### WHAT YOU ARE ASKED TO DO
Copy out every line containing the word "Winston".

### SOURCE DATA
::::::::

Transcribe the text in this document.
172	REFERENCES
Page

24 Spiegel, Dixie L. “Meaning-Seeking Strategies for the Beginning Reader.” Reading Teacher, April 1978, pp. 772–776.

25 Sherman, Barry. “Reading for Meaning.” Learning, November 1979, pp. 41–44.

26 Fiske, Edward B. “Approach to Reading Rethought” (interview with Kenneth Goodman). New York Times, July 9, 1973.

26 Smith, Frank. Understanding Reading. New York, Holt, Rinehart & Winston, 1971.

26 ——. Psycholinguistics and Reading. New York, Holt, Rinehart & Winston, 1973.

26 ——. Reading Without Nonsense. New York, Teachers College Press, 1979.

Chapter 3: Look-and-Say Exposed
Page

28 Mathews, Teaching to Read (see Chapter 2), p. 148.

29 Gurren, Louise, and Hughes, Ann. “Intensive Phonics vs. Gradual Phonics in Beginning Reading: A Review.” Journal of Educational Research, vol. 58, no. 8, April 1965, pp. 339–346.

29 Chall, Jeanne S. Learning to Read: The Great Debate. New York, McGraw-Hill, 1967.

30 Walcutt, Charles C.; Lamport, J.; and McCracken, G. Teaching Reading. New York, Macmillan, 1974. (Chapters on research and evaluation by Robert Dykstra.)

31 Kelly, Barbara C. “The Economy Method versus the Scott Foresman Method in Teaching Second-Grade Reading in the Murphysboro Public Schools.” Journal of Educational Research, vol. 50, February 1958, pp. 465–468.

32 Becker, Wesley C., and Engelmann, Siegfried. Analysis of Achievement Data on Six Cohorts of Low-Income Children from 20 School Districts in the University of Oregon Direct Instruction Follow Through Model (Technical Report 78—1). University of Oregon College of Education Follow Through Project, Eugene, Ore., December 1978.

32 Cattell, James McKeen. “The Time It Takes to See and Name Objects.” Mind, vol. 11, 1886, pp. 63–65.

::::::::

### ANSWER FOR THE TASK
26 Smith, Frank. Understanding Reading. New York, Holt, Rinehart & Winston, 1971.
26 ——. Psycholinguistics and Reading. New York, Holt, Rinehart & Winston, 1973.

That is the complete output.